Pick out the lines below with "Umum" and list them.

((

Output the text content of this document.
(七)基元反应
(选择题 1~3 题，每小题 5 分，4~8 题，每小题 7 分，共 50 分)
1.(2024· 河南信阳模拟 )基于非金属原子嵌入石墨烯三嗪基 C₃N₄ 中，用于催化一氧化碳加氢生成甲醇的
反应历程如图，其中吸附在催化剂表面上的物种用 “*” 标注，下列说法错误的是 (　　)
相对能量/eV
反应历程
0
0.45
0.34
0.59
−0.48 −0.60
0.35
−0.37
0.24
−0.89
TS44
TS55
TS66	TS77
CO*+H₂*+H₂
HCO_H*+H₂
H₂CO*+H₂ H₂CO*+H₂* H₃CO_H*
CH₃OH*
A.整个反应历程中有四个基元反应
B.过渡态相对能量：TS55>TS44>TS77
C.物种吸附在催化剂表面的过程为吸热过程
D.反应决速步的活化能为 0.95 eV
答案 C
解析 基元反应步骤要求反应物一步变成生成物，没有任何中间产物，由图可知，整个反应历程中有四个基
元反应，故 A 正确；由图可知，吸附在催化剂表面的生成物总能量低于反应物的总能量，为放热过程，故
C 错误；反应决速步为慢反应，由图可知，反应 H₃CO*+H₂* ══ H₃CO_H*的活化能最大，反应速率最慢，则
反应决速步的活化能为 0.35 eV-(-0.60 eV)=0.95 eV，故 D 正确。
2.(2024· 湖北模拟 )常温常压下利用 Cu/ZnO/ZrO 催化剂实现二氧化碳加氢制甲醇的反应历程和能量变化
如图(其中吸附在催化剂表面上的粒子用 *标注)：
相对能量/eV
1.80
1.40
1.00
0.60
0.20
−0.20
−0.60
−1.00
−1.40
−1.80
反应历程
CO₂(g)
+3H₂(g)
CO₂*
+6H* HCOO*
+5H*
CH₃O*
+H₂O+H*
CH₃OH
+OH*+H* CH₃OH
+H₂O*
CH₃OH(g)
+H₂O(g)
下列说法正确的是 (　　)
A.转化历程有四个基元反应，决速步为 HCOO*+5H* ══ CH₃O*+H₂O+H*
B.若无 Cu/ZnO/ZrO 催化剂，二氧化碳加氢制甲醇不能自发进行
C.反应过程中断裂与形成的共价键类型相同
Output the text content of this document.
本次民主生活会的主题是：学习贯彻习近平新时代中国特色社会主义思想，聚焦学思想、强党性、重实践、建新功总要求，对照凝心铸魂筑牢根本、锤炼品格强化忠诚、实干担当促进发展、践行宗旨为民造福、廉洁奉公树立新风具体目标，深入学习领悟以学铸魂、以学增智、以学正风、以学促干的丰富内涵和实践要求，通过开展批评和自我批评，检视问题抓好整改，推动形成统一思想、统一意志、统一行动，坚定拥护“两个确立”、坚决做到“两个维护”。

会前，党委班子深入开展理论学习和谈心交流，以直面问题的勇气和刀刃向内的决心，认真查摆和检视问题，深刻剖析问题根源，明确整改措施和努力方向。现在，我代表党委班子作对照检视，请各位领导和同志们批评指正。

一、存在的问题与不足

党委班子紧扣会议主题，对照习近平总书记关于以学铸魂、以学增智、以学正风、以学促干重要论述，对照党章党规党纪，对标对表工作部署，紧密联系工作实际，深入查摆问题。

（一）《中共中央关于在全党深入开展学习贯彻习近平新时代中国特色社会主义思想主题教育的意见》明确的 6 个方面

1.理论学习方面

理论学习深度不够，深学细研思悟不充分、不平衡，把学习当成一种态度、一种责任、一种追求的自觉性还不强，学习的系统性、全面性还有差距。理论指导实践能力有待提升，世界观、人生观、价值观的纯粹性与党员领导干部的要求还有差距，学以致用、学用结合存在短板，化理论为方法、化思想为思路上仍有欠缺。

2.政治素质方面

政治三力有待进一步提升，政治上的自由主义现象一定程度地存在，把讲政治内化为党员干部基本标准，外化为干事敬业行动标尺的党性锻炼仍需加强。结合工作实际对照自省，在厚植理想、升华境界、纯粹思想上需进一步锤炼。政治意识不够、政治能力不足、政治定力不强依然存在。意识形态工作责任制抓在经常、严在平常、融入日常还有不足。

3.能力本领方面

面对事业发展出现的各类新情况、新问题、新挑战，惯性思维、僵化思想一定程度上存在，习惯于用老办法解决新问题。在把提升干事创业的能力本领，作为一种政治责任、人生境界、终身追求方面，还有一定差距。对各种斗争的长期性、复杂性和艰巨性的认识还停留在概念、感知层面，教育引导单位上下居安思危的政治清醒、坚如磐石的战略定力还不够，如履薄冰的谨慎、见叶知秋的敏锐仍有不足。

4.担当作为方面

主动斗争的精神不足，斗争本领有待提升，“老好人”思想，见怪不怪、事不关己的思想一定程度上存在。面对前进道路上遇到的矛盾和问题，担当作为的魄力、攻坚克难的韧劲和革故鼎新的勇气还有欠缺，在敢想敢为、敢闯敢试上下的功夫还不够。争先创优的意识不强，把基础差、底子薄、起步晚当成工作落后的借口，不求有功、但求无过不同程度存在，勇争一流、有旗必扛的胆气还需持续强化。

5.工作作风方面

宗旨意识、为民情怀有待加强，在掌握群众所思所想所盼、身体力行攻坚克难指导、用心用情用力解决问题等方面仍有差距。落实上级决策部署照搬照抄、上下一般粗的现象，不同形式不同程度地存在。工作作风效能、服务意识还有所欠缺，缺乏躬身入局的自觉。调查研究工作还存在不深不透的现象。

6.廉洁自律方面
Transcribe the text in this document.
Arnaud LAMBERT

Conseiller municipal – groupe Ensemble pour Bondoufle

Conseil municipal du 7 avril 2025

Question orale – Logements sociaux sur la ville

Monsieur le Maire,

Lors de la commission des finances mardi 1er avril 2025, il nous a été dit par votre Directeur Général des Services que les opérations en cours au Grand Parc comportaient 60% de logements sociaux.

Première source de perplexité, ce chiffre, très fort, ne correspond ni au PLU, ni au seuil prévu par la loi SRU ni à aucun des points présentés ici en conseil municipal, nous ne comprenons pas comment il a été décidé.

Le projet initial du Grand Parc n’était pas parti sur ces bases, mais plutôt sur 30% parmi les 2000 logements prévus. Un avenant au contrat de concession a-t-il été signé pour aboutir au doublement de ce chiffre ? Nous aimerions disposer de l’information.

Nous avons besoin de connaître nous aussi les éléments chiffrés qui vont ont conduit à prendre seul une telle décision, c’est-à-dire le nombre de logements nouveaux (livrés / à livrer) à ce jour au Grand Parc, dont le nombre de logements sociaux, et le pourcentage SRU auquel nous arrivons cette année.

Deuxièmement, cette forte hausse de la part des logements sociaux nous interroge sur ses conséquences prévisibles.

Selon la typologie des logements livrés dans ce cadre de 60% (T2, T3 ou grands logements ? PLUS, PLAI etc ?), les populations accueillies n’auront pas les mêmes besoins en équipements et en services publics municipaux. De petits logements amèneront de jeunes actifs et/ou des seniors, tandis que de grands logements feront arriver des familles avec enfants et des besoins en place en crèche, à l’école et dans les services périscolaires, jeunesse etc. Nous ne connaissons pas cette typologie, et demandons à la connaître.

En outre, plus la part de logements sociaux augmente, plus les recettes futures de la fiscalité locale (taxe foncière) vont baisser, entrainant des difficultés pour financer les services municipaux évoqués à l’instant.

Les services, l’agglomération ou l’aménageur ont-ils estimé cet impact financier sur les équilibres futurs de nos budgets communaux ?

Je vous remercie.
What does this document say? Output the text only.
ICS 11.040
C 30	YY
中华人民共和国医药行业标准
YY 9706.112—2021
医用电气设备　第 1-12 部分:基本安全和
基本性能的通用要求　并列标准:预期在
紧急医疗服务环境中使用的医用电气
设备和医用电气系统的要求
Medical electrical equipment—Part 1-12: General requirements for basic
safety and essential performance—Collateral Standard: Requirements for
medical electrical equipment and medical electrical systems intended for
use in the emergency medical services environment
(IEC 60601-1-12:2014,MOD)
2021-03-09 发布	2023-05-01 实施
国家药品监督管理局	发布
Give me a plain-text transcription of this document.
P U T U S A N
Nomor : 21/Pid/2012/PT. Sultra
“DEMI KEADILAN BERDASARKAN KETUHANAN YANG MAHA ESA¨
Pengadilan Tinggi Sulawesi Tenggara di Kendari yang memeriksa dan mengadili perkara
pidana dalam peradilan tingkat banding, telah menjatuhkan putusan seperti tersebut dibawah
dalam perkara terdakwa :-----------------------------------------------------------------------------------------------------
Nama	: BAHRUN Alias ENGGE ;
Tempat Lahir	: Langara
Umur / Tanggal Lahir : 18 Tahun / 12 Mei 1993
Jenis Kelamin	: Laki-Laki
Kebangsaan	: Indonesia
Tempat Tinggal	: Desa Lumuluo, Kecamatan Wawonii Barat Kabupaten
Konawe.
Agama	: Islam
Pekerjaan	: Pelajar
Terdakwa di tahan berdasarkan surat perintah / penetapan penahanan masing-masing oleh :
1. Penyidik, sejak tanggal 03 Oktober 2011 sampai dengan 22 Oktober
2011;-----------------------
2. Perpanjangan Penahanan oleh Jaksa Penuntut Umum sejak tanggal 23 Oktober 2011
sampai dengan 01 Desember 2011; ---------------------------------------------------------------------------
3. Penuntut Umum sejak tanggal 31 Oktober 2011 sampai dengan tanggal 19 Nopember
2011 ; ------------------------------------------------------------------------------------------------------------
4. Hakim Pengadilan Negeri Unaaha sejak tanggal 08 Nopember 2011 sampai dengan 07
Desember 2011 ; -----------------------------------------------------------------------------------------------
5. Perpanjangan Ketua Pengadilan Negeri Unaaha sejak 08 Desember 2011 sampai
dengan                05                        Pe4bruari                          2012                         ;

))

■ IN RESPONSE
2. Perpanjangan Penahanan oleh Jaksa Penuntut Umum sejak tanggal 23 Oktober 2011
3. Penuntut Umum sejak tanggal 31 Oktober 2011 sampai dengan tanggal 19 Nopember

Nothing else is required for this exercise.